[RECORDED INFORMATION]
>> begin

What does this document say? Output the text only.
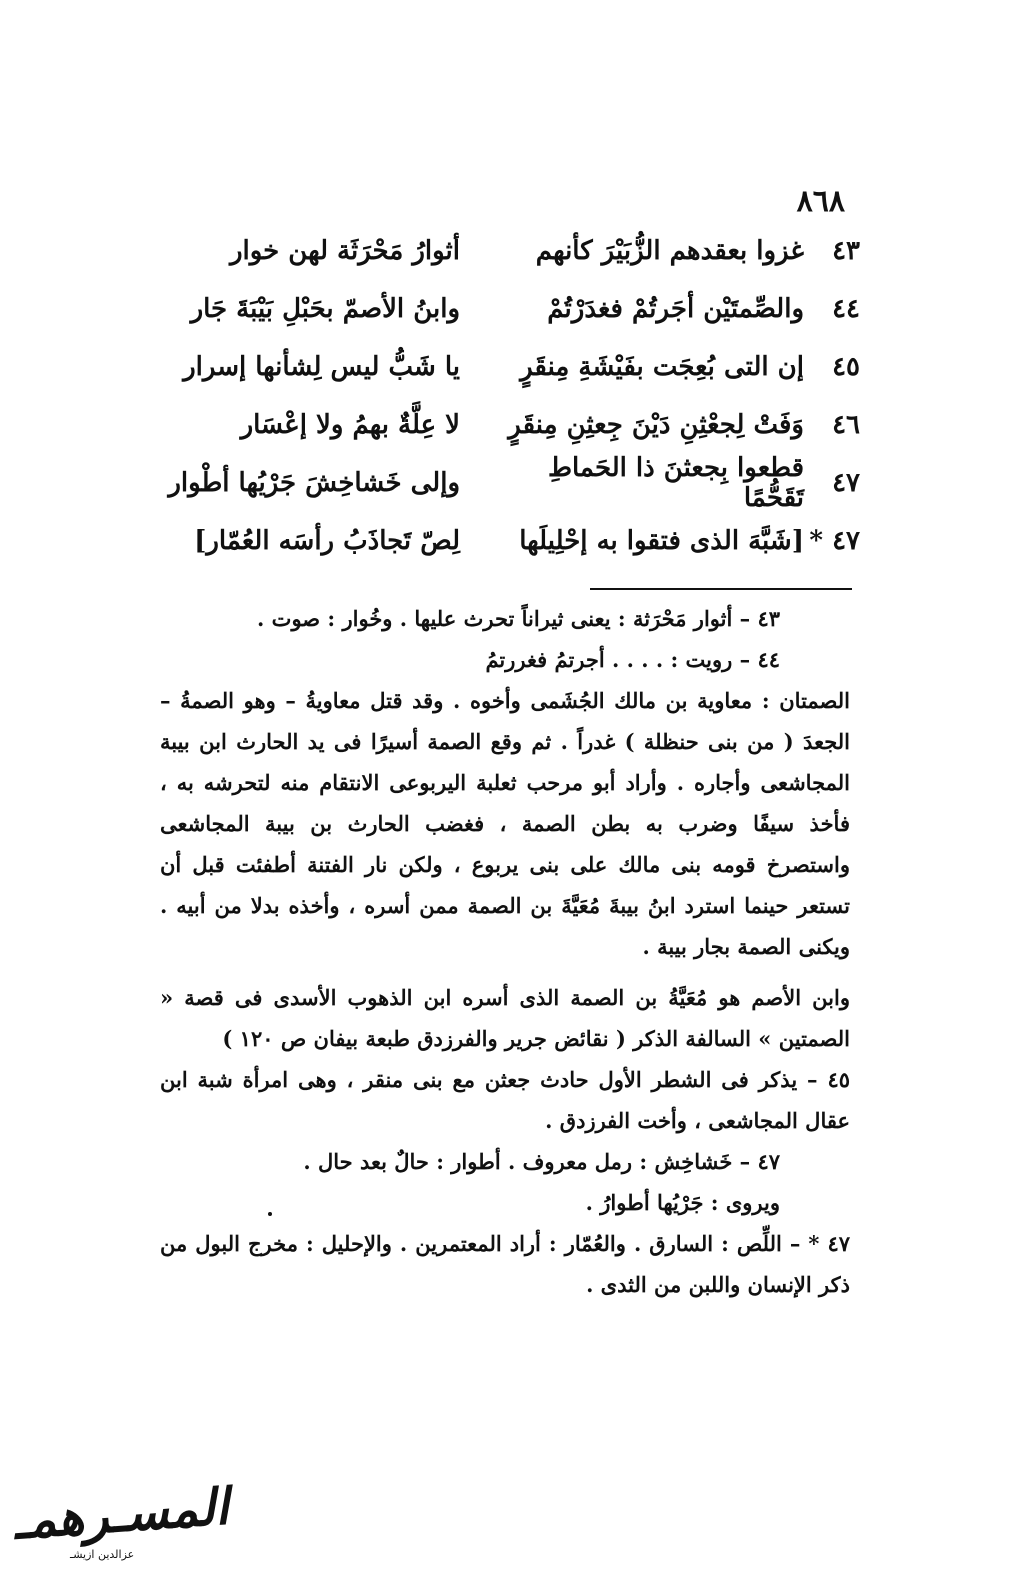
٨٦٨
٤٣
غزوا بعقدهم الزُّبَيْرَ كأنهم
أثوارُ مَحْرَثَة لهن خوار
٤٤
والصِّمتَيْن أجَرتُمْ فغدَرْتُمْ
وابنُ الأصمّ بحَبْلِ بَيْبَةَ جَار
٤٥
إن التى بُعِجَت بفَيْشَةِ مِنقَرٍ
يا شَبُّ ليس لِشأنها إسرار
٤٦
وَفَتْ لِجعْثِنِ دَيْنَ جِعثِنِ مِنقَرٍ
لا عِلَّةٌ بهمُ ولا إعْسَار
٤٧
قطعوا بِجعثنَ ذا الحَماطِ تَقَحُّمًا
وإلى خَشاخِشَ جَرْيُها أطْوار
٤٧ *
[شَبَّهَ الذى فتقوا به إحْلِيلَها
لِصّ تَجاذَبُ رأسَه العُمّار]

٤٣ – أثوار مَحْرَثة : يعنى ثيراناً تحرث عليها . وخُوار : صوت .

٤٤ – رويت : . . . . أجرتمُ فغررتمُ

الصمتان : معاوية بن مالك الجُشَمى وأخوه . وقد قتل معاويةُ – وهو الصمةُ – الجعدَ ( من بنى حنظلة ) غدراً . ثم وقع الصمة أسيرًا فى يد الحارث ابن بيبة المجاشعى وأجاره . وأراد أبو مرحب ثعلبة اليربوعى الانتقام منه لتحرشه به ، فأخذ سيفًا وضرب به بطن الصمة ، فغضب الحارث بن بيبة المجاشعى واستصرخ قومه بنى مالك على بنى يربوع ، ولكن نار الفتنة أطفئت قبل أن تستعر حينما استرد ابنُ بيبةَ مُعَيَّةَ بن الصمة ممن أسره ، وأخذه بدلا من أبيه . ويكنى الصمة بجار بيبة .

وابن الأصم هو مُعَيَّةُ بن الصمة الذى أسره ابن الذهوب الأسدى فى قصة « الصمتين » السالفة الذكر ( نقائض جرير والفرزدق طبعة بيفان ص ١٢٠ )

٤٥ – يذكر فى الشطر الأول حادث جعثن مع بنى منقر ، وهى امرأة شبة ابن عقال المجاشعى ، وأخت الفرزدق .

٤٧ – خَشاخِش : رمل معروف . أطوار : حالٌ بعد حال .

ويروى : جَرْيُها أطوارُ .

٤٧ * – اللِّص : السارق . والعُمّار : أراد المعتمرين . والإحليل : مخرج البول من ذكر الإنسان واللبن من الثدى .

المسـرهمـ
عزالدين ازيشـ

>> end

[EXERCISE AIM]
Every record is to be reproduced exactly, with no pictures included.

[RESULT OF THE TASK]
What does this document say? Output the text only.
٨٦٨
٤٣
غزوا بعقدهم الزُّبَيْرَ كأنهم
أثوارُ مَحْرَثَة لهن خوار
٤٤
والصِّمتَيْن أجَرتُمْ فغدَرْتُمْ
وابنُ الأصمّ بحَبْلِ بَيْبَةَ جَار
٤٥
إن التى بُعِجَت بفَيْشَةِ مِنقَرٍ
يا شَبُّ ليس لِشأنها إسرار
٤٦
وَفَتْ لِجعْثِنِ دَيْنَ جِعثِنِ مِنقَرٍ
لا عِلَّةٌ بهمُ ولا إعْسَار
٤٧
قطعوا بِجعثنَ ذا الحَماطِ تَقَحُّمًا
وإلى خَشاخِشَ جَرْيُها أطْوار
٤٧ *
[شَبَّهَ الذى فتقوا به إحْلِيلَها
لِصّ تَجاذَبُ رأسَه العُمّار]

٤٣ – أثوار مَحْرَثة : يعنى ثيراناً تحرث عليها . وخُوار : صوت .

٤٤ – رويت : . . . . أجرتمُ فغررتمُ

الصمتان : معاوية بن مالك الجُشَمى وأخوه . وقد قتل معاويةُ – وهو الصمةُ – الجعدَ ( من بنى حنظلة ) غدراً . ثم وقع الصمة أسيرًا فى يد الحارث ابن بيبة المجاشعى وأجاره . وأراد أبو مرحب ثعلبة اليربوعى الانتقام منه لتحرشه به ، فأخذ سيفًا وضرب به بطن الصمة ، فغضب الحارث بن بيبة المجاشعى واستصرخ قومه بنى مالك على بنى يربوع ، ولكن نار الفتنة أطفئت قبل أن تستعر حينما استرد ابنُ بيبةَ مُعَيَّةَ بن الصمة ممن أسره ، وأخذه بدلا من أبيه . ويكنى الصمة بجار بيبة .

وابن الأصم هو مُعَيَّةُ بن الصمة الذى أسره ابن الذهوب الأسدى فى قصة « الصمتين » السالفة الذكر ( نقائض جرير والفرزدق طبعة بيفان ص ١٢٠ )

٤٥ – يذكر فى الشطر الأول حادث جعثن مع بنى منقر ، وهى امرأة شبة ابن عقال المجاشعى ، وأخت الفرزدق .

٤٧ – خَشاخِش : رمل معروف . أطوار : حالٌ بعد حال .

ويروى : جَرْيُها أطوارُ .

٤٧ * – اللِّص : السارق . والعُمّار : أراد المعتمرين . والإحليل : مخرج البول من ذكر الإنسان واللبن من الثدى .

المسـرهمـ
عزالدين ازيشـ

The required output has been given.